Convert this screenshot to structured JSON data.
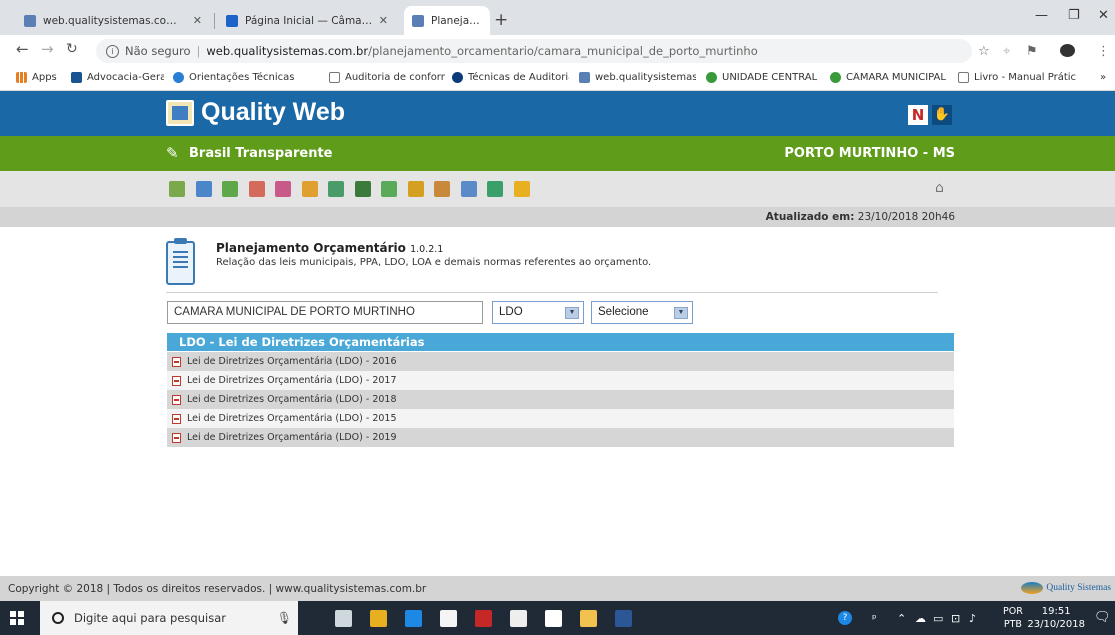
{
  "browser": {
    "tabs": [
      {
        "label": "web.qualitysistemas.com.br/adm",
        "favicon_color": "#5a7fb5",
        "active": false
      },
      {
        "label": "Página Inicial — Câmara Municip",
        "favicon_color": "#1e64c8",
        "active": false
      },
      {
        "label": "Planejamento Orçamentário",
        "favicon_color": "#5a7fb5",
        "active": true
      }
    ],
    "new_tab": "+",
    "window_controls": [
      "—",
      "❐",
      "✕"
    ],
    "url": {
      "security": "Não seguro",
      "host": "web.qualitysistemas.com.br",
      "path": "/planejamento_orcamentario/camara_municipal_de_porto_murtinho"
    },
    "bookmarks": [
      {
        "label": "Apps",
        "color": "#e67e22"
      },
      {
        "label": "Advocacia-Geral da U",
        "color": "#1a5490"
      },
      {
        "label": "Orientações Técnicas",
        "color": "#2a7fd4"
      },
      {
        "label": "Auditoria de conform",
        "color": "#777777"
      },
      {
        "label": "Técnicas de Auditoria",
        "color": "#0c3c78"
      },
      {
        "label": "web.qualitysistemas.c",
        "color": "#5a7fb5"
      },
      {
        "label": "UNIDADE CENTRAL D",
        "color": "#3a9a3a"
      },
      {
        "label": "CÂMARA MUNICIPAL",
        "color": "#3a9a3a"
      },
      {
        "label": "Livro - Manual Prátic",
        "color": "#777777"
      }
    ],
    "bookmarks_overflow": "»"
  },
  "header": {
    "logo_text": "Quality Web",
    "accessibility_n": "N",
    "accessibility_hand": "✋"
  },
  "portal": {
    "name": "Brasil Transparente",
    "city": "PORTO MURTINHO - MS"
  },
  "toolbar_icons": [
    {
      "name": "chart-area-icon",
      "color": "#7aa84a"
    },
    {
      "name": "clipboard-icon",
      "color": "#4a86c8"
    },
    {
      "name": "money-in-icon",
      "color": "#5fa84a"
    },
    {
      "name": "money-out-icon",
      "color": "#d46a5a"
    },
    {
      "name": "document-person-icon",
      "color": "#c85a8a"
    },
    {
      "name": "tools-icon",
      "color": "#e0a030"
    },
    {
      "name": "calculator-icon",
      "color": "#4a9a6a"
    },
    {
      "name": "pen-icon",
      "color": "#3a7a3a"
    },
    {
      "name": "pen-green-icon",
      "color": "#5aaa5a"
    },
    {
      "name": "bar-chart-icon",
      "color": "#d4a020"
    },
    {
      "name": "people-list-icon",
      "color": "#c88a3a"
    },
    {
      "name": "vehicle-doc-icon",
      "color": "#5a8ac8"
    },
    {
      "name": "list-doc-icon",
      "color": "#3aa06a"
    },
    {
      "name": "info-icon",
      "color": "#e8b020"
    }
  ],
  "home_icon": "⌂",
  "updated": {
    "label": "Atualizado em:",
    "value": "23/10/2018 20h46"
  },
  "module": {
    "title": "Planejamento Orçamentário",
    "version": "1.0.2.1",
    "subtitle": "Relação das leis municipais, PPA, LDO, LOA e demais normas referentes ao orçamento."
  },
  "filters": {
    "entity": "CAMARA MUNICIPAL DE PORTO MURTINHO",
    "type": "LDO",
    "year": "Selecione",
    "arrow": "▼"
  },
  "ldo": {
    "header": "LDO - Lei de Diretrizes Orçamentárias",
    "items": [
      "Lei de Diretrizes Orçamentária (LDO) - 2016",
      "Lei de Diretrizes Orçamentária (LDO) - 2017",
      "Lei de Diretrizes Orçamentária (LDO) - 2018",
      "Lei de Diretrizes Orçamentária (LDO) - 2015",
      "Lei de Diretrizes Orçamentária (LDO) - 2019"
    ]
  },
  "footer": {
    "copyright": "Copyright © 2018 | Todos os direitos reservados. | www.qualitysistemas.com.br",
    "brand": "Quality Sistemas"
  },
  "taskbar": {
    "search_placeholder": "Digite aqui para pesquisar",
    "lang_top": "POR",
    "lang_bottom": "PTB",
    "time": "19:51",
    "date": "23/10/2018",
    "apps": [
      {
        "name": "task-view-icon",
        "color": "#cfd8dc"
      },
      {
        "name": "chrome-icon",
        "color": "#e8b020"
      },
      {
        "name": "edge-icon",
        "color": "#1e88e5"
      },
      {
        "name": "store-icon",
        "color": "#f5f5f5"
      },
      {
        "name": "netflix-icon",
        "color": "#c62828"
      },
      {
        "name": "mail-icon",
        "color": "#eeeeee"
      },
      {
        "name": "dropbox-icon",
        "color": "#ffffff"
      },
      {
        "name": "file-explorer-icon",
        "color": "#f2c14e"
      },
      {
        "name": "word-icon",
        "color": "#2b5797"
      }
    ]
  }
}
__________
→ JOB
Lines containing the string "Orçamentário" are to be selected and copied.

→ FULL ANSWER
        "label": "Planejamento Orçamentário",
    "title": "Planejamento Orçamentário",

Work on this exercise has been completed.